— Begin DATA EXTRACT —
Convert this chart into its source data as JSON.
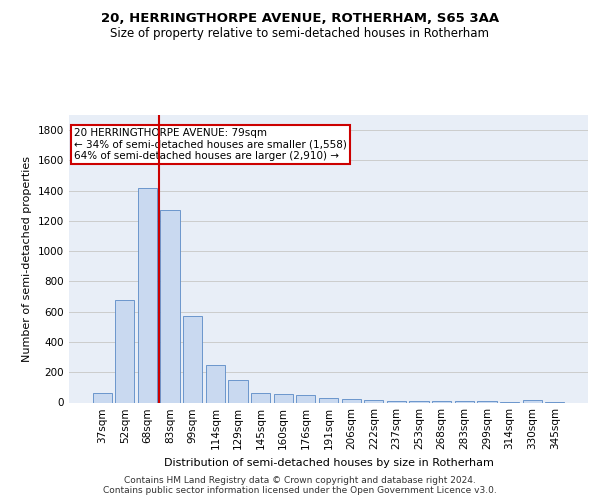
{
  "title1": "20, HERRINGTHORPE AVENUE, ROTHERHAM, S65 3AA",
  "title2": "Size of property relative to semi-detached houses in Rotherham",
  "xlabel": "Distribution of semi-detached houses by size in Rotherham",
  "ylabel": "Number of semi-detached properties",
  "categories": [
    "37sqm",
    "52sqm",
    "68sqm",
    "83sqm",
    "99sqm",
    "114sqm",
    "129sqm",
    "145sqm",
    "160sqm",
    "176sqm",
    "191sqm",
    "206sqm",
    "222sqm",
    "237sqm",
    "253sqm",
    "268sqm",
    "283sqm",
    "299sqm",
    "314sqm",
    "330sqm",
    "345sqm"
  ],
  "values": [
    62,
    675,
    1420,
    1270,
    570,
    250,
    150,
    62,
    58,
    50,
    30,
    22,
    15,
    13,
    12,
    10,
    8,
    8,
    2,
    15,
    2
  ],
  "bar_color": "#c9d9f0",
  "bar_edge_color": "#5a8ac6",
  "property_bin_index": 2,
  "property_line_color": "#cc0000",
  "annotation_text": "20 HERRINGTHORPE AVENUE: 79sqm\n← 34% of semi-detached houses are smaller (1,558)\n64% of semi-detached houses are larger (2,910) →",
  "annotation_box_color": "#cc0000",
  "ylim": [
    0,
    1900
  ],
  "yticks": [
    0,
    200,
    400,
    600,
    800,
    1000,
    1200,
    1400,
    1600,
    1800
  ],
  "grid_color": "#cccccc",
  "bg_color": "#e8eef7",
  "footer": "Contains HM Land Registry data © Crown copyright and database right 2024.\nContains public sector information licensed under the Open Government Licence v3.0.",
  "title1_fontsize": 9.5,
  "title2_fontsize": 8.5,
  "xlabel_fontsize": 8,
  "ylabel_fontsize": 8,
  "footer_fontsize": 6.5,
  "tick_fontsize": 7.5,
  "annot_fontsize": 7.5
}
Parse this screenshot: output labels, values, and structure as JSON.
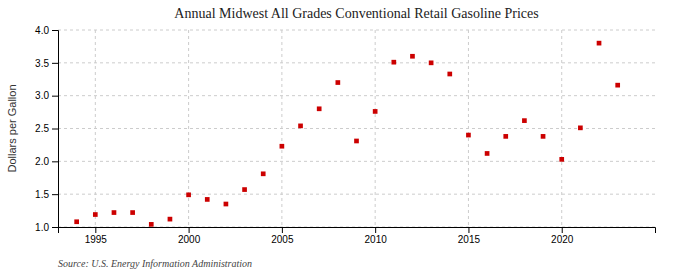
{
  "chart_data": {
    "type": "scatter",
    "title": "Annual Midwest All Grades Conventional Retail Gasoline Prices",
    "y_label": "Dollars per Gallon",
    "annotations": [
      "Source: U.S. Energy Information Administration"
    ],
    "x": [
      1994,
      1995,
      1996,
      1997,
      1998,
      1999,
      2000,
      2001,
      2002,
      2003,
      2004,
      2005,
      2006,
      2007,
      2008,
      2009,
      2010,
      2011,
      2012,
      2013,
      2014,
      2015,
      2016,
      2017,
      2018,
      2019,
      2020,
      2021,
      2022,
      2023
    ],
    "values": [
      1.08,
      1.19,
      1.22,
      1.22,
      1.04,
      1.12,
      1.49,
      1.42,
      1.35,
      1.57,
      1.81,
      2.23,
      2.54,
      2.8,
      3.2,
      2.31,
      2.76,
      3.51,
      3.6,
      3.5,
      3.33,
      2.4,
      2.12,
      2.38,
      2.62,
      2.38,
      2.03,
      2.51,
      3.8,
      3.16
    ],
    "color": "#CC0000",
    "marker": "square",
    "xlim": [
      1993.0,
      2025.0
    ],
    "ylim": [
      1.0,
      4.0
    ],
    "xticks": [
      1995,
      2000,
      2005,
      2010,
      2015,
      2020
    ],
    "yticks": [
      {
        "value": 1.0,
        "label": "1.0"
      },
      1.5,
      {
        "value": 2.0,
        "label": "2.0"
      },
      2.5,
      {
        "value": 3.0,
        "label": "3.0"
      },
      3.5,
      {
        "value": 4.0,
        "label": "4.0"
      }
    ],
    "grid": true
  }
}
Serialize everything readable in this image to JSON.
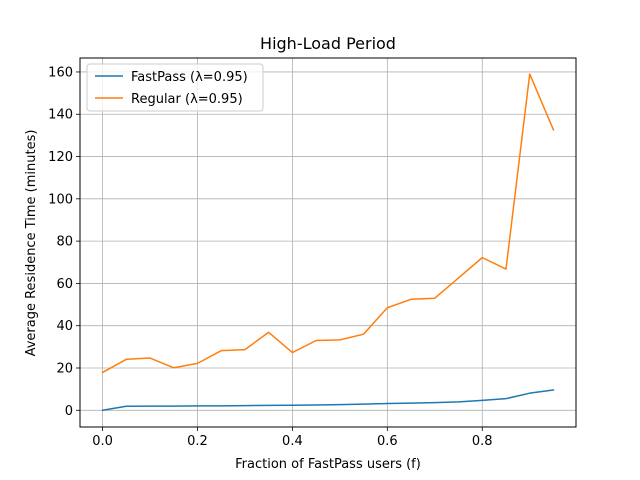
{
  "chart_data": {
    "type": "line",
    "title": "High-Load Period",
    "xlabel": "Fraction of FastPass users (f)",
    "ylabel": "Average Residence Time (minutes)",
    "xlim": [
      -0.0475,
      0.9975
    ],
    "ylim": [
      -7.9,
      166.6
    ],
    "xticks": [
      0.0,
      0.2,
      0.4,
      0.6,
      0.8
    ],
    "xtick_labels": [
      "0.0",
      "0.2",
      "0.4",
      "0.6",
      "0.8"
    ],
    "yticks": [
      0,
      20,
      40,
      60,
      80,
      100,
      120,
      140,
      160
    ],
    "ytick_labels": [
      "0",
      "20",
      "40",
      "60",
      "80",
      "100",
      "120",
      "140",
      "160"
    ],
    "grid": true,
    "legend_position": "top-left",
    "x": [
      0.0,
      0.05,
      0.1,
      0.15,
      0.2,
      0.25,
      0.3,
      0.35,
      0.4,
      0.45,
      0.5,
      0.55,
      0.6,
      0.65,
      0.7,
      0.75,
      0.8,
      0.85,
      0.9,
      0.95
    ],
    "series": [
      {
        "name": "FastPass (λ=0.95)",
        "color": "#1f77b4",
        "values": [
          0.0,
          1.9,
          2.0,
          2.0,
          2.1,
          2.1,
          2.2,
          2.3,
          2.4,
          2.5,
          2.7,
          2.9,
          3.2,
          3.4,
          3.6,
          4.0,
          4.7,
          5.5,
          8.1,
          9.6
        ]
      },
      {
        "name": "Regular (λ=0.95)",
        "color": "#ff7f0e",
        "values": [
          17.9,
          24.1,
          24.7,
          20.1,
          22.2,
          28.2,
          28.7,
          36.9,
          27.3,
          33.0,
          33.3,
          36.0,
          48.5,
          52.5,
          53.0,
          62.6,
          72.2,
          66.8,
          159.0,
          132.6
        ]
      }
    ]
  }
}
— End DATA EXTRACT —
AIM: Write out each line again precisely as it appears, skipping every picture.

ANSWER FOR THIS EXERCISE:
Convert this chart into its source data as JSON.
{
  "title1": "20, HERRINGTHORPE AVENUE, ROTHERHAM, S65 3AA",
  "title2": "Size of property relative to semi-detached houses in Rotherham",
  "xlabel": "Distribution of semi-detached houses by size in Rotherham",
  "ylabel": "Number of semi-detached properties",
  "categories": [
    "37sqm",
    "52sqm",
    "68sqm",
    "83sqm",
    "99sqm",
    "114sqm",
    "129sqm",
    "145sqm",
    "160sqm",
    "176sqm",
    "191sqm",
    "206sqm",
    "222sqm",
    "237sqm",
    "253sqm",
    "268sqm",
    "283sqm",
    "299sqm",
    "314sqm",
    "330sqm",
    "345sqm"
  ],
  "values": [
    62,
    675,
    1420,
    1270,
    570,
    250,
    150,
    62,
    58,
    50,
    30,
    22,
    15,
    13,
    12,
    10,
    8,
    8,
    2,
    15,
    2
  ],
  "bar_color": "#c9d9f0",
  "bar_edge_color": "#5a8ac6",
  "property_bin_index": 2,
  "property_line_color": "#cc0000",
  "annotation_text": "20 HERRINGTHORPE AVENUE: 79sqm\n← 34% of semi-detached houses are smaller (1,558)\n64% of semi-detached houses are larger (2,910) →",
  "annotation_box_color": "#cc0000",
  "ylim": [
    0,
    1900
  ],
  "yticks": [
    0,
    200,
    400,
    600,
    800,
    1000,
    1200,
    1400,
    1600,
    1800
  ],
  "grid_color": "#cccccc",
  "bg_color": "#e8eef7",
  "footer": "Contains HM Land Registry data © Crown copyright and database right 2024.\nContains public sector information licensed under the Open Government Licence v3.0.",
  "title1_fontsize": 9.5,
  "title2_fontsize": 8.5,
  "xlabel_fontsize": 8,
  "ylabel_fontsize": 8,
  "footer_fontsize": 6.5,
  "tick_fontsize": 7.5,
  "annot_fontsize": 7.5
}
Parse this screenshot: output labels, values, and structure as JSON.
{
  "chart_data": {
    "type": "scatter",
    "title": "Annual Midwest All Grades Conventional Retail Gasoline Prices",
    "y_label": "Dollars per Gallon",
    "annotations": [
      "Source: U.S. Energy Information Administration"
    ],
    "x": [
      1994,
      1995,
      1996,
      1997,
      1998,
      1999,
      2000,
      2001,
      2002,
      2003,
      2004,
      2005,
      2006,
      2007,
      2008,
      2009,
      2010,
      2011,
      2012,
      2013,
      2014,
      2015,
      2016,
      2017,
      2018,
      2019,
      2020,
      2021,
      2022,
      2023
    ],
    "values": [
      1.08,
      1.19,
      1.22,
      1.22,
      1.04,
      1.12,
      1.49,
      1.42,
      1.35,
      1.57,
      1.81,
      2.23,
      2.54,
      2.8,
      3.2,
      2.31,
      2.76,
      3.51,
      3.6,
      3.5,
      3.33,
      2.4,
      2.12,
      2.38,
      2.62,
      2.38,
      2.03,
      2.51,
      3.8,
      3.16
    ],
    "color": "#CC0000",
    "marker": "square",
    "xlim": [
      1993.0,
      2025.0
    ],
    "ylim": [
      1.0,
      4.0
    ],
    "xticks": [
      1995,
      2000,
      2005,
      2010,
      2015,
      2020
    ],
    "yticks": [
      {
        "value": 1.0,
        "label": "1.0"
      },
      1.5,
      {
        "value": 2.0,
        "label": "2.0"
      },
      2.5,
      {
        "value": 3.0,
        "label": "3.0"
      },
      3.5,
      {
        "value": 4.0,
        "label": "4.0"
      }
    ],
    "grid": true
  }
}
Serialize everything readable in this image to JSON.
{
  "chart_data": {
    "type": "line",
    "title": "High-Load Period",
    "xlabel": "Fraction of FastPass users (f)",
    "ylabel": "Average Residence Time (minutes)",
    "xlim": [
      -0.0475,
      0.9975
    ],
    "ylim": [
      -7.9,
      166.6
    ],
    "xticks": [
      0.0,
      0.2,
      0.4,
      0.6,
      0.8
    ],
    "xtick_labels": [
      "0.0",
      "0.2",
      "0.4",
      "0.6",
      "0.8"
    ],
    "yticks": [
      0,
      20,
      40,
      60,
      80,
      100,
      120,
      140,
      160
    ],
    "ytick_labels": [
      "0",
      "20",
      "40",
      "60",
      "80",
      "100",
      "120",
      "140",
      "160"
    ],
    "grid": true,
    "legend_position": "top-left",
    "x": [
      0.0,
      0.05,
      0.1,
      0.15,
      0.2,
      0.25,
      0.3,
      0.35,
      0.4,
      0.45,
      0.5,
      0.55,
      0.6,
      0.65,
      0.7,
      0.75,
      0.8,
      0.85,
      0.9,
      0.95
    ],
    "series": [
      {
        "name": "FastPass (λ=0.95)",
        "color": "#1f77b4",
        "values": [
          0.0,
          1.9,
          2.0,
          2.0,
          2.1,
          2.1,
          2.2,
          2.3,
          2.4,
          2.5,
          2.7,
          2.9,
          3.2,
          3.4,
          3.6,
          4.0,
          4.7,
          5.5,
          8.1,
          9.6
        ]
      },
      {
        "name": "Regular (λ=0.95)",
        "color": "#ff7f0e",
        "values": [
          17.9,
          24.1,
          24.7,
          20.1,
          22.2,
          28.2,
          28.7,
          36.9,
          27.3,
          33.0,
          33.3,
          36.0,
          48.5,
          52.5,
          53.0,
          62.6,
          72.2,
          66.8,
          159.0,
          132.6
        ]
      }
    ]
  }
}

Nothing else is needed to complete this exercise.